EXERCISE DETAILS
Quote precisely the final stretch of the listing: start at the line containing "Transcribe the text in this document." and stop after the last line.
══════════
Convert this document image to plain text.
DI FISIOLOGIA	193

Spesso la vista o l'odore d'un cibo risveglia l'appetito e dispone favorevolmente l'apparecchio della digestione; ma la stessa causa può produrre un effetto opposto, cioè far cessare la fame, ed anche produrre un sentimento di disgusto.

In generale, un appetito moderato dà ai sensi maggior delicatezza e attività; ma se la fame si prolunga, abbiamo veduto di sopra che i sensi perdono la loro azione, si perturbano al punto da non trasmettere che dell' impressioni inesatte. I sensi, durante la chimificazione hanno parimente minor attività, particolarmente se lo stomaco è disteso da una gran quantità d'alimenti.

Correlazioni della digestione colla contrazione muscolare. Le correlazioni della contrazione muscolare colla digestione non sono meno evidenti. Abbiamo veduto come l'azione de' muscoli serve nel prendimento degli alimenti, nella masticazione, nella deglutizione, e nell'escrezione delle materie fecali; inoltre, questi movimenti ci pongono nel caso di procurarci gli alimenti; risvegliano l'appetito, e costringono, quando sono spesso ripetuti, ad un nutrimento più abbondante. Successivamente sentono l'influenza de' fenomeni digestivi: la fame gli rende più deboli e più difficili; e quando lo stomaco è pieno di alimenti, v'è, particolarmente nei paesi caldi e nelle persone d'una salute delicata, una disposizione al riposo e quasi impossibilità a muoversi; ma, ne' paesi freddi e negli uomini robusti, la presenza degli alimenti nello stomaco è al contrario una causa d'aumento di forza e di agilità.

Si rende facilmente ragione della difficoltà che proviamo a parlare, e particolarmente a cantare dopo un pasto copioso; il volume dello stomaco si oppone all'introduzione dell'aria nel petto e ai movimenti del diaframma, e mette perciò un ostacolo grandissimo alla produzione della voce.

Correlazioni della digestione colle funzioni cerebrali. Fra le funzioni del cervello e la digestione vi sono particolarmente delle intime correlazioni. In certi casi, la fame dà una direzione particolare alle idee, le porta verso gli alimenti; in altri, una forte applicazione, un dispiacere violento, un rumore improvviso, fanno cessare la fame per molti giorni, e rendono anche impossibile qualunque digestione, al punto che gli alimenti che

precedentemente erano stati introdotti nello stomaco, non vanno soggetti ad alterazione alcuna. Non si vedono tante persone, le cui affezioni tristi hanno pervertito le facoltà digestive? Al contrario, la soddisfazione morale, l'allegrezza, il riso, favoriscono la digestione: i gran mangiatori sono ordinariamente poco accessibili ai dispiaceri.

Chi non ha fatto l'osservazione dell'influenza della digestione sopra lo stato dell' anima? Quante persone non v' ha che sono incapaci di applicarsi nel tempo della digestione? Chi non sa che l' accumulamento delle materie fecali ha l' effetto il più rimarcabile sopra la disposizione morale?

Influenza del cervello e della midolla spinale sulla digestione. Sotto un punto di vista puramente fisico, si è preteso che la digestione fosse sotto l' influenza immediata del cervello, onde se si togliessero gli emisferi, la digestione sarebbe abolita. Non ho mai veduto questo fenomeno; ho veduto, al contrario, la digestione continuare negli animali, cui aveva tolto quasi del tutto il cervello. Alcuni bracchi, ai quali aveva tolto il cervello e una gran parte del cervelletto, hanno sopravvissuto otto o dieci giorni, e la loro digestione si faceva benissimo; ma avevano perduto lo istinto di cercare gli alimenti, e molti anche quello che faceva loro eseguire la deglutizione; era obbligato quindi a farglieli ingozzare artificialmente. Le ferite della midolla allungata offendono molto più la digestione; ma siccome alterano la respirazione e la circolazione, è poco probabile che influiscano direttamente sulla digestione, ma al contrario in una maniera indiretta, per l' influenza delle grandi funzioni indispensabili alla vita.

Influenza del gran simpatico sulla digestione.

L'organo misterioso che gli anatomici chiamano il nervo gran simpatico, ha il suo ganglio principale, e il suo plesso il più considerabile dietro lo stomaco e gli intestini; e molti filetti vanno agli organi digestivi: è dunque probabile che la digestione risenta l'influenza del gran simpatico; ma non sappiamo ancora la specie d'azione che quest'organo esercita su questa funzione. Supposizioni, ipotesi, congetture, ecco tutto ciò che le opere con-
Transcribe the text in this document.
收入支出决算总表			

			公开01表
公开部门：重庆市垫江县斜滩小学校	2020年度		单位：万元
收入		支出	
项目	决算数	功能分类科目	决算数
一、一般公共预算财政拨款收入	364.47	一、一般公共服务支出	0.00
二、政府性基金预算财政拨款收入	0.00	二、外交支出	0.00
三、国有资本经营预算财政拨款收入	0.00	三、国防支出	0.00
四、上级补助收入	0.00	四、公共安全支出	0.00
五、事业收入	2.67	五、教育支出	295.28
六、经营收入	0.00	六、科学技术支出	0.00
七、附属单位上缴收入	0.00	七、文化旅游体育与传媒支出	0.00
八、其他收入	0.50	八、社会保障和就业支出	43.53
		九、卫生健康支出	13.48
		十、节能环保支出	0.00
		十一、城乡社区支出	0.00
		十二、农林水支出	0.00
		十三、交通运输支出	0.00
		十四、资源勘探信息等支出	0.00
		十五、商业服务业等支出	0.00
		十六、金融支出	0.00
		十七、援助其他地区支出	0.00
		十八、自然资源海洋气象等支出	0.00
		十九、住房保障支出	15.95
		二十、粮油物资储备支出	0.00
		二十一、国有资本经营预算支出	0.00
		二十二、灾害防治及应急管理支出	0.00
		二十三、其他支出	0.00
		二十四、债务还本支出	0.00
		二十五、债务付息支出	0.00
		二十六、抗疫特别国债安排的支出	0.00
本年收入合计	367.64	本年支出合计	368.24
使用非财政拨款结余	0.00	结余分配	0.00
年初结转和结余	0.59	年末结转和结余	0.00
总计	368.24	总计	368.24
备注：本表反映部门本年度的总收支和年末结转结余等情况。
══════════
FINAL RESULT
Transcribe the text in this document.
收入支出决算总表			

			公开01表
公开部门：重庆市垫江县斜滩小学校	2020年度		单位：万元
收入		支出	
项目	决算数	功能分类科目	决算数
一、一般公共预算财政拨款收入	364.47	一、一般公共服务支出	0.00
二、政府性基金预算财政拨款收入	0.00	二、外交支出	0.00
三、国有资本经营预算财政拨款收入	0.00	三、国防支出	0.00
四、上级补助收入	0.00	四、公共安全支出	0.00
五、事业收入	2.67	五、教育支出	295.28
六、经营收入	0.00	六、科学技术支出	0.00
七、附属单位上缴收入	0.00	七、文化旅游体育与传媒支出	0.00
八、其他收入	0.50	八、社会保障和就业支出	43.53
		九、卫生健康支出	13.48
		十、节能环保支出	0.00
		十一、城乡社区支出	0.00
		十二、农林水支出	0.00
		十三、交通运输支出	0.00
		十四、资源勘探信息等支出	0.00
		十五、商业服务业等支出	0.00
		十六、金融支出	0.00
		十七、援助其他地区支出	0.00
		十八、自然资源海洋气象等支出	0.00
		十九、住房保障支出	15.95
		二十、粮油物资储备支出	0.00
		二十一、国有资本经营预算支出	0.00
		二十二、灾害防治及应急管理支出	0.00
		二十三、其他支出	0.00
		二十四、债务还本支出	0.00
		二十五、债务付息支出	0.00
		二十六、抗疫特别国债安排的支出	0.00
本年收入合计	367.64	本年支出合计	368.24
使用非财政拨款结余	0.00	结余分配	0.00
年初结转和结余	0.59	年末结转和结余	0.00
总计	368.24	总计	368.24
备注：本表反映部门本年度的总收支和年末结转结余等情况。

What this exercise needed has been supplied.